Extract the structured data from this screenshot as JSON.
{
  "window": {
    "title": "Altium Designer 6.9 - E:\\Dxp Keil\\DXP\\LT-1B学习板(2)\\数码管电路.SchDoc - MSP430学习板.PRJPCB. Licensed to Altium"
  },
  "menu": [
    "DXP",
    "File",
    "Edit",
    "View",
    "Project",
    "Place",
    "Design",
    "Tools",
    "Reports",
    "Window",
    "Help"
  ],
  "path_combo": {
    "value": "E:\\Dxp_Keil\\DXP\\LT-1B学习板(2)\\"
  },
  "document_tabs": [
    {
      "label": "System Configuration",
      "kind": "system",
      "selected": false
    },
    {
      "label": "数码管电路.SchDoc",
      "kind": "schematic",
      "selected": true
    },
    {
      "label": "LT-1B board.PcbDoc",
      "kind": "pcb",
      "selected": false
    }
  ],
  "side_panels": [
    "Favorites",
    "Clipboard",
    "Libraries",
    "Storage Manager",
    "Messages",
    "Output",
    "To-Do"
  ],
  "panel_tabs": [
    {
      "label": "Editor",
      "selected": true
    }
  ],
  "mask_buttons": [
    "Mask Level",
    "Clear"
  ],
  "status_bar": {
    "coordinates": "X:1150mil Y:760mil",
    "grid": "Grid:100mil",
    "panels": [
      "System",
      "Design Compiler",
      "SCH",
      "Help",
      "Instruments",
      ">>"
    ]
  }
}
+ + +
Give back each line above precisely as it stands.

● Full response:
Extract the structured data from this screenshot as JSON.
{
  "window": {
    "title": "Altium Designer 6.9 - E:\\Dxp Keil\\DXP\\LT-1B学习板(2)\\数码管电路.SchDoc - MSP430学习板.PRJPCB. Licensed to Altium"
  },
  "menu": [
    "DXP",
    "File",
    "Edit",
    "View",
    "Project",
    "Place",
    "Design",
    "Tools",
    "Reports",
    "Window",
    "Help"
  ],
  "path_combo": {
    "value": "E:\\Dxp_Keil\\DXP\\LT-1B学习板(2)\\"
  },
  "document_tabs": [
    {
      "label": "System Configuration",
      "kind": "system",
      "selected": false
    },
    {
      "label": "数码管电路.SchDoc",
      "kind": "schematic",
      "selected": true
    },
    {
      "label": "LT-1B board.PcbDoc",
      "kind": "pcb",
      "selected": false
    }
  ],
  "side_panels": [
    "Favorites",
    "Clipboard",
    "Libraries",
    "Storage Manager",
    "Messages",
    "Output",
    "To-Do"
  ],
  "panel_tabs": [
    {
      "label": "Editor",
      "selected": true
    }
  ],
  "mask_buttons": [
    "Mask Level",
    "Clear"
  ],
  "status_bar": {
    "coordinates": "X:1150mil Y:760mil",
    "grid": "Grid:100mil",
    "panels": [
      "System",
      "Design Compiler",
      "SCH",
      "Help",
      "Instruments",
      ">>"
    ]
  }
}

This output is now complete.